» What you should do:
Present every line in which the string "SMTP" appears.

» Material provided:
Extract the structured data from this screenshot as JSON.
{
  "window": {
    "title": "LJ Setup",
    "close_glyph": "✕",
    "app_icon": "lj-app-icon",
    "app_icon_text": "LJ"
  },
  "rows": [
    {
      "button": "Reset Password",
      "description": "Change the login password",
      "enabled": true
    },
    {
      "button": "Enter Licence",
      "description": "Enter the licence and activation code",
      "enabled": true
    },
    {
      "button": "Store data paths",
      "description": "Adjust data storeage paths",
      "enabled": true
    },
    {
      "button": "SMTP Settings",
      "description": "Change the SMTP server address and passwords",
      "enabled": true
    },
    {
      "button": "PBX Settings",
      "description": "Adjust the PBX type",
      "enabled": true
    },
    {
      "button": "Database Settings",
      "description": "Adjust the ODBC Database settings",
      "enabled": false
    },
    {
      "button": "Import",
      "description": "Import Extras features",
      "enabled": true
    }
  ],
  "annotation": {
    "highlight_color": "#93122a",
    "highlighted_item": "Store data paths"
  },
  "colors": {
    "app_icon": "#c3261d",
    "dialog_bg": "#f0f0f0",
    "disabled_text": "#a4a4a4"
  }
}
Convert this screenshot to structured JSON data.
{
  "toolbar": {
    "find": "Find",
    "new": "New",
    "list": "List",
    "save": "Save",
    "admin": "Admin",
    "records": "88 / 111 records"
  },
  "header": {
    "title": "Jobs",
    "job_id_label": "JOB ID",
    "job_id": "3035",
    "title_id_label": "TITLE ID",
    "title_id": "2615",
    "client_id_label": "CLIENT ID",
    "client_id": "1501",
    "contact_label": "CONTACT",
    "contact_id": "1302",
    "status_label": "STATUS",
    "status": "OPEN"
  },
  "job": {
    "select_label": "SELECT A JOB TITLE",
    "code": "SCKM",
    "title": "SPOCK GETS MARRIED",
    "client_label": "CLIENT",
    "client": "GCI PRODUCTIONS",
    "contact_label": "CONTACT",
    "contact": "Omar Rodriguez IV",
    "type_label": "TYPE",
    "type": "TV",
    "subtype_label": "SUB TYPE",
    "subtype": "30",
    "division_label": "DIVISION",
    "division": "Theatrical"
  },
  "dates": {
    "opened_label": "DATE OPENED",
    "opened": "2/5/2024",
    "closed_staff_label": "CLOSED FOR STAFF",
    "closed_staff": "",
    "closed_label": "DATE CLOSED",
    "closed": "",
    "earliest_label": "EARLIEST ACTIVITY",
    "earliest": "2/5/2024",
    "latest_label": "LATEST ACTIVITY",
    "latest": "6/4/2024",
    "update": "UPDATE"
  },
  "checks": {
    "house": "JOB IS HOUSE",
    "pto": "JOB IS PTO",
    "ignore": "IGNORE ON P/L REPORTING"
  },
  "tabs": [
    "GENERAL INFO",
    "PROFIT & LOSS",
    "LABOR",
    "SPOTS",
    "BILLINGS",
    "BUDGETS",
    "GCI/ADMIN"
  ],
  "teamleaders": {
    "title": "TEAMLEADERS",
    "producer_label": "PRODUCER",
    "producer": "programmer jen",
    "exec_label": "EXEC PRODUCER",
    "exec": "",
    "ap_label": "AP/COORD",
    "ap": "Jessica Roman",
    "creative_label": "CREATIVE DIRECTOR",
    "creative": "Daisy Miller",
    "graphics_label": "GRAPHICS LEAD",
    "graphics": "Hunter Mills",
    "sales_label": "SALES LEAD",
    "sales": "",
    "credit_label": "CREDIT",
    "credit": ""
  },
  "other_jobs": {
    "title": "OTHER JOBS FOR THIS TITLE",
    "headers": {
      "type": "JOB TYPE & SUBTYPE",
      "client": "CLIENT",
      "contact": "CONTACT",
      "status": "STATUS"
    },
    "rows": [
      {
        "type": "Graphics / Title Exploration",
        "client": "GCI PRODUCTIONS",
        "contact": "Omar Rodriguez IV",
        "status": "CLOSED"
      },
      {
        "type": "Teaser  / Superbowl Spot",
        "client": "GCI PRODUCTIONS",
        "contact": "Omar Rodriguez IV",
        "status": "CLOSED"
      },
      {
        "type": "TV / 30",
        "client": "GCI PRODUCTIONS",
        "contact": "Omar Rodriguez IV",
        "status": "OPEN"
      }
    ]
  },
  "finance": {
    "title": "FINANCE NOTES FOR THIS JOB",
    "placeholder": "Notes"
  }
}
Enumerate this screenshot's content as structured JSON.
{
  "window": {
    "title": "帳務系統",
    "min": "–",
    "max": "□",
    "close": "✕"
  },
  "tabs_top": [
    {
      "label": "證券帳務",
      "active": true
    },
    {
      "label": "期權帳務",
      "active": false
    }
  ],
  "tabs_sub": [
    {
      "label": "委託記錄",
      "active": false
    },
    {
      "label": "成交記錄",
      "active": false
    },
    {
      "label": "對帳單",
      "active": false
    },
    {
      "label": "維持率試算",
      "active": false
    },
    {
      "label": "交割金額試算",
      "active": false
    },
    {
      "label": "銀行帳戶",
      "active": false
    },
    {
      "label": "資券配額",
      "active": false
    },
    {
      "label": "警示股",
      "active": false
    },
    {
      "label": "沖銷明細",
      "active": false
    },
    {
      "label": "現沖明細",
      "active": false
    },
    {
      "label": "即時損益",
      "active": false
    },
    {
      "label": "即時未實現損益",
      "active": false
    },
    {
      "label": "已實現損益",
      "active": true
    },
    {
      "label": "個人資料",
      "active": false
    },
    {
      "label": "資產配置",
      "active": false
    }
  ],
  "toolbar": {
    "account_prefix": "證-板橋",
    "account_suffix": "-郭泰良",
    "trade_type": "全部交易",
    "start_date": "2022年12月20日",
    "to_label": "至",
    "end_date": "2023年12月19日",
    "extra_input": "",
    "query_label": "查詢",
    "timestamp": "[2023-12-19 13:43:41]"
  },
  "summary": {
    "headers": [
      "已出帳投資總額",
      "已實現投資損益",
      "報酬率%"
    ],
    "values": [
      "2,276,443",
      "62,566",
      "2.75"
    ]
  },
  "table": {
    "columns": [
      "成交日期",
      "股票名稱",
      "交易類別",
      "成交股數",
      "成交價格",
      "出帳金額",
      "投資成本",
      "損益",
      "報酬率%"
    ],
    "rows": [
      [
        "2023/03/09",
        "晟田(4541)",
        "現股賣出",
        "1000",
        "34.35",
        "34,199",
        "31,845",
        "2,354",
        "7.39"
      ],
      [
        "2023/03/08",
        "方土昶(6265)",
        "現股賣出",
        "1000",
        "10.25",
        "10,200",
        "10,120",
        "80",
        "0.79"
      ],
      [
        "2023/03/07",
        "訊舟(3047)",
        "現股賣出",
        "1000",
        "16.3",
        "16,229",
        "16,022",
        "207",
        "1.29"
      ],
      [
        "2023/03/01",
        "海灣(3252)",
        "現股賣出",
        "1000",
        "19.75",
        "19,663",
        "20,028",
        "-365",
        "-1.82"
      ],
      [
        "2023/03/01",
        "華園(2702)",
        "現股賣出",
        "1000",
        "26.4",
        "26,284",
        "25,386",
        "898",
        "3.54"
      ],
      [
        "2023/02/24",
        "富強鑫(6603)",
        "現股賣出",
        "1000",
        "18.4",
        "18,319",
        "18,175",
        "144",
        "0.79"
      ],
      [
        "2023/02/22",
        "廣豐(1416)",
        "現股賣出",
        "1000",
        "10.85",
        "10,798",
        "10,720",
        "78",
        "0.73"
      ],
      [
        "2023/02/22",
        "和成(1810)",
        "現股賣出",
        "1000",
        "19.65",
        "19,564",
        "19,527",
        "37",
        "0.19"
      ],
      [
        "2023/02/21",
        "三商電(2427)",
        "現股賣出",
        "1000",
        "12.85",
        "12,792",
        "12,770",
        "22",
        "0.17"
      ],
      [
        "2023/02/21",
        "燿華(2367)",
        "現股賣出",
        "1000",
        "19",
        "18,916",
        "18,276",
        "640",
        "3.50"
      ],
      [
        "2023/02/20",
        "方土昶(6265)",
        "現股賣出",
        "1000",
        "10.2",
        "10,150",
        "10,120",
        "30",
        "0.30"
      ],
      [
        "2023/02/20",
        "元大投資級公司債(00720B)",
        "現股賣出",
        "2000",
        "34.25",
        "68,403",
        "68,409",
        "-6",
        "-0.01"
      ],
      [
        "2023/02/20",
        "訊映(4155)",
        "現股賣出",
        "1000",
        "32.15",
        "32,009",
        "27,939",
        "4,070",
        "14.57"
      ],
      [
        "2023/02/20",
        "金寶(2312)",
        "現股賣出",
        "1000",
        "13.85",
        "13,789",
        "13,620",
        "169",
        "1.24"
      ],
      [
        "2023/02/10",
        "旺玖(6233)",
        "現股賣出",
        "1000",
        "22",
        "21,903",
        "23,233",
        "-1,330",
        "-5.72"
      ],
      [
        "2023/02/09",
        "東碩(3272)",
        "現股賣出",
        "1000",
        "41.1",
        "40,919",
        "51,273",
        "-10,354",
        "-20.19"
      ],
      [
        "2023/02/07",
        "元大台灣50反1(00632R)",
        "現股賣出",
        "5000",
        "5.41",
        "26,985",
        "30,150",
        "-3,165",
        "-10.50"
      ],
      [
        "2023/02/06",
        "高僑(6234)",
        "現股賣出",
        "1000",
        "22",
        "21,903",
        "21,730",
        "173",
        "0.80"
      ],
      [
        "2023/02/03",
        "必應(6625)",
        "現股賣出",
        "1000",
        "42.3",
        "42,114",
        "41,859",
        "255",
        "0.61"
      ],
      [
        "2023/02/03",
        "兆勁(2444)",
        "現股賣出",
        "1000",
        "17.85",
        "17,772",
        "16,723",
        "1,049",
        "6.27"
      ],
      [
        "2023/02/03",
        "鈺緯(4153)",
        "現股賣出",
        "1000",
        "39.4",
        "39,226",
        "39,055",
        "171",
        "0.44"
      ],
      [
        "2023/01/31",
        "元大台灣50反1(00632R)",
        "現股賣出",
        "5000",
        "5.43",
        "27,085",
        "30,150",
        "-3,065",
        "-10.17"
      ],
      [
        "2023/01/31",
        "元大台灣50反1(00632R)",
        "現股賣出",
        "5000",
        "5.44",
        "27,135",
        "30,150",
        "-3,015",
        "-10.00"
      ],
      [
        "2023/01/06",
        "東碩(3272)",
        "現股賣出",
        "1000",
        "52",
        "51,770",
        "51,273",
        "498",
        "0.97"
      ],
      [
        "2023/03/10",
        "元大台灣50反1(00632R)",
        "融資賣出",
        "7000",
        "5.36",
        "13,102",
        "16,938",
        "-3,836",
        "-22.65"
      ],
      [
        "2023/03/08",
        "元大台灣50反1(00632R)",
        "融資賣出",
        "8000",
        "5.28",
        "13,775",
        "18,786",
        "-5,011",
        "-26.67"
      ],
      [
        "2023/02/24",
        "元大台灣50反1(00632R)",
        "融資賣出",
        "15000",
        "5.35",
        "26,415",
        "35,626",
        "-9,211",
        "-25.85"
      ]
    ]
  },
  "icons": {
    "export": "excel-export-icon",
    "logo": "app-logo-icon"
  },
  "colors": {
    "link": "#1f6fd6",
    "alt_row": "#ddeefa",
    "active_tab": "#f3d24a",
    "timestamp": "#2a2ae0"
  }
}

» Answer in full:
      "button": "SMTP Settings",
      "description": "Change the SMTP server address and passwords",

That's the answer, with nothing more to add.